# TASK REQUIREMENTS:
Repeat exactly each line of the data provided below.

# RECORD LIST:
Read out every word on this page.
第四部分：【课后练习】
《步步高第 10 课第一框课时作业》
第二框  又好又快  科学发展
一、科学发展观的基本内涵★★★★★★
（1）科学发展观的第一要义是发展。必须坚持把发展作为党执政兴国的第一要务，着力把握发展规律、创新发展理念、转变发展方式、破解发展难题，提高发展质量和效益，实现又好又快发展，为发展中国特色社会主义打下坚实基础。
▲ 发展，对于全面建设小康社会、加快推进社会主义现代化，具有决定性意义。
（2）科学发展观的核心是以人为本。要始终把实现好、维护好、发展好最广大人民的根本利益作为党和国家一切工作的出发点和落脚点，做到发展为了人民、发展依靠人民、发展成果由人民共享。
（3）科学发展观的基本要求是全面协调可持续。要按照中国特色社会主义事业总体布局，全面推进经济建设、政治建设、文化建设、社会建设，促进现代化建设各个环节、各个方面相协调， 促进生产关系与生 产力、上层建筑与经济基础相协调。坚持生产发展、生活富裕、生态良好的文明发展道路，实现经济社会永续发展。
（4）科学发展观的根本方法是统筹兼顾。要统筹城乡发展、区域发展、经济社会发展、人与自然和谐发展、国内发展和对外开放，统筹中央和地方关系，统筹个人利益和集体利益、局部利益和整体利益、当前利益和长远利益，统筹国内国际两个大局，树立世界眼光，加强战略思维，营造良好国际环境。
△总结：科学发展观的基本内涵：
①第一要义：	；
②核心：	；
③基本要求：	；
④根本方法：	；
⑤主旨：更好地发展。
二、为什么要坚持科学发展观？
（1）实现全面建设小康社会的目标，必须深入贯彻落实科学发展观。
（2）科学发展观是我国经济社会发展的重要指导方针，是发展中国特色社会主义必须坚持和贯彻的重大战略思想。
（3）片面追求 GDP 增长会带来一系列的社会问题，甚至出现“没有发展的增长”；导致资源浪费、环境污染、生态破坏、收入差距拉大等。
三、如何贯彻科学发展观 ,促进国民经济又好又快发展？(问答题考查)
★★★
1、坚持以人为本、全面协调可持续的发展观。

# RESULT:
Read out every word on this page.
第四部分：【课后练习】
《步步高第 10 课第一框课时作业》
第二框  又好又快  科学发展
一、科学发展观的基本内涵★★★★★★
（1）科学发展观的第一要义是发展。必须坚持把发展作为党执政兴国的第一要务，着力把握发展规律、创新发展理念、转变发展方式、破解发展难题，提高发展质量和效益，实现又好又快发展，为发展中国特色社会主义打下坚实基础。
▲ 发展，对于全面建设小康社会、加快推进社会主义现代化，具有决定性意义。
（2）科学发展观的核心是以人为本。要始终把实现好、维护好、发展好最广大人民的根本利益作为党和国家一切工作的出发点和落脚点，做到发展为了人民、发展依靠人民、发展成果由人民共享。
（3）科学发展观的基本要求是全面协调可持续。要按照中国特色社会主义事业总体布局，全面推进经济建设、政治建设、文化建设、社会建设，促进现代化建设各个环节、各个方面相协调， 促进生产关系与生 产力、上层建筑与经济基础相协调。坚持生产发展、生活富裕、生态良好的文明发展道路，实现经济社会永续发展。
（4）科学发展观的根本方法是统筹兼顾。要统筹城乡发展、区域发展、经济社会发展、人与自然和谐发展、国内发展和对外开放，统筹中央和地方关系，统筹个人利益和集体利益、局部利益和整体利益、当前利益和长远利益，统筹国内国际两个大局，树立世界眼光，加强战略思维，营造良好国际环境。
△总结：科学发展观的基本内涵：
①第一要义：	；
②核心：	；
③基本要求：	；
④根本方法：	；
⑤主旨：更好地发展。
二、为什么要坚持科学发展观？
（1）实现全面建设小康社会的目标，必须深入贯彻落实科学发展观。
（2）科学发展观是我国经济社会发展的重要指导方针，是发展中国特色社会主义必须坚持和贯彻的重大战略思想。
（3）片面追求 GDP 增长会带来一系列的社会问题，甚至出现“没有发展的增长”；导致资源浪费、环境污染、生态破坏、收入差距拉大等。
三、如何贯彻科学发展观 ,促进国民经济又好又快发展？(问答题考查)
★★★
1、坚持以人为本、全面协调可持续的发展观。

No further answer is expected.